I want to develop an application which uses Django as Fronted and Celery to do background stuff. Now, sometimes Celery workers on different machines need database access to my django frontend machine (two different servers). They need to know some realtime stuff and to run the django-app with

python manage.py celeryd 

they need access to a database with all models available.

Do I have to access my MySQL database through direct connection? Thus I have to allow user "my-django-app" access not only from localhost on my frontend machine but from my other worker server ips?

Is this the "right" way, or I'm missing something? Just thought it isn't really safe (without ssl), but maybe that's just the way it has to be.

Thanks for your responses!

+1  A: 

They will need access to the database. That access will be through a database backend, which can be one that ships with Django or one from a third party.

One thing I've done in my Django site's settings.py is load database access info from a file in /etc. This way the access setup (database host, port, username, password) can be different for each machine, and sensitive info like the password isn't in my project's repository. You might want to restrict access to the workers in a similar manner, by making them connect with a different username.

You could also pass in the database connection information, or even just a key or path to a configuration file, via environment variables, and handle it in settings.py.

For example, here's how I pull in my database configuration file:

g = {}
dbSetup = {}
execfile(os.environ['DB_CONFIG'], g, dbSetup)
if 'databases' in dbSetup:
    DATABASES = dbSetup['databases']
else:
    DATABASES = {
        'default': {
            'ENGINE': 'django.db.backends.mysql',
            # ...
        }
    }

Needless to say, you need to make sure that the file in DB_CONFIG is not accessible to any user besides the db admins and Django itself. The default case should refer Django to a developer's own test database. There may also be a better solution using the ast module instead of execfile, but I haven't researched it yet.

Another thing I do is use separate users for DB admin tasks vs. everything else. In my manage.py, I added the following preamble:

# Find a database configuration, if there is one, and set it in the environment.
adminDBConfFile = '/etc/django/db_admin.py'
dbConfFile = '/etc/django/db_regular.py'
import sys
import os
def goodFile(path):
    return os.path.isfile(path) and os.access(path, os.R_OK)
if len(sys.argv) >= 2 and sys.argv[1] in ["syncdb", "dbshell", "migrate"] \
    and goodFile(adminDBConfFile):
    os.environ['DB_CONFIG'] = adminDBConfFile
elif goodFile(dbConfFile):
    os.environ['DB_CONFIG'] = dbConfFile

Where the config in /etc/django/db_regular.py is for a user with access to only the Django database with SELECT, INSERT, UPDATE, and DELETE, and /etc/django/db_admin.py is for a user with these permissions plus CREATE, DROP, INDEX, ALTER, and LOCK TABLES. (The migrate command is from South.) This gives me some protection from Django code messing with my schema at runtime, and it limits the damage an SQL injection attack can cause (though you should still check and filter all user input).

This isn't a solution to your exact problem, but it might give you some ideas for ways to smarten up Django's database access setup for your purposes.

Mike DeSimone
Thank you! I think that's a good way to make sure my database login is in the right hands.
dotmoo
You might also want to store your `SECRET_KEY` setting outside the `settings.py` file in a similar manner.

_Source information_
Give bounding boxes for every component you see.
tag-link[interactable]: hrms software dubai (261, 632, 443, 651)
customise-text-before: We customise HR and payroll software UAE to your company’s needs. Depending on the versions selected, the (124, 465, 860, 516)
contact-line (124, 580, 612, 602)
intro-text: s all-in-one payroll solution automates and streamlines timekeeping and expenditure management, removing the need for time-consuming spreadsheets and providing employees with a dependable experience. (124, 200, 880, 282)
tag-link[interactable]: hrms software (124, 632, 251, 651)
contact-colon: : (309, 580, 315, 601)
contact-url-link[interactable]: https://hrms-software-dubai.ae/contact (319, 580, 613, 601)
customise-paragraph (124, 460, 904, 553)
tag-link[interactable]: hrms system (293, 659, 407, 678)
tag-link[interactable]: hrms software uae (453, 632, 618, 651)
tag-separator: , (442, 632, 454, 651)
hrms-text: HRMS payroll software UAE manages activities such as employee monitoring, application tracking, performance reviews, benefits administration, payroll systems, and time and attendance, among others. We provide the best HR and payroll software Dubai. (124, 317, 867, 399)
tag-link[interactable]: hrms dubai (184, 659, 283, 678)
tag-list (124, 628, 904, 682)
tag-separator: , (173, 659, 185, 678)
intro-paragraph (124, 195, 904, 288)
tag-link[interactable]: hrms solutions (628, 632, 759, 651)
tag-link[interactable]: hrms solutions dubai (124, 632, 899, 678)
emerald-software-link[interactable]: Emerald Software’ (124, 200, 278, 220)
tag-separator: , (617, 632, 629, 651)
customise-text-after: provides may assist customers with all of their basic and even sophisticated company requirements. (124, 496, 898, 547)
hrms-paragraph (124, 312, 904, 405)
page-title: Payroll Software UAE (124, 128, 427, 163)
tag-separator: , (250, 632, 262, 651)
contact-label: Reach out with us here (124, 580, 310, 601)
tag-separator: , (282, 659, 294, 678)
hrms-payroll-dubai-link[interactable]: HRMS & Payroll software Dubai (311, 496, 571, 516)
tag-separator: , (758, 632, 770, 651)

_Activities_
1. Answer the following about the Django and Celery database discussion, one line each:
(a) What command does the asker give for running the django-app?
(b) Which environment variable holds the path to the database configuration file?
(c) Which permissions does the user configured in /etc/django/db_regular.py have?
2. From the Django and Celery database discussion, quote the passage between "Another thing I" and "and os.access(path, os.R_OK)", inclusive.
3. Summarize the Django and Celery database discussion in two sentences.

_Results for the exercise_
1.
(a) python manage.py celeryd
(b) DB_CONFIG
(c) SELECT, INSERT, UPDATE, and DELETE

2.
Another thing I do is use separate users for DB admin tasks vs. everything else. In my manage.py, I added the following preamble:

# Find a database configuration, if there is one, and set it in the environment.
adminDBConfFile = '/etc/django/db_admin.py'
dbConfFile = '/etc/django/db_regular.py'
import sys
import os
def goodFile(path):
    return os.path.isfile(path) and os.access(path, os.R_OK)

3. The asker is building an application with Django as the frontend and Celery for background work, and asks whether Celery workers on other servers must connect directly to the MySQL database on the frontend machine. The reply says the workers will need database access, and it suggests loading the access details from a file in /etc or through environment variables, having the workers connect with a different username, and using separate database users for admin tasks and for everything else.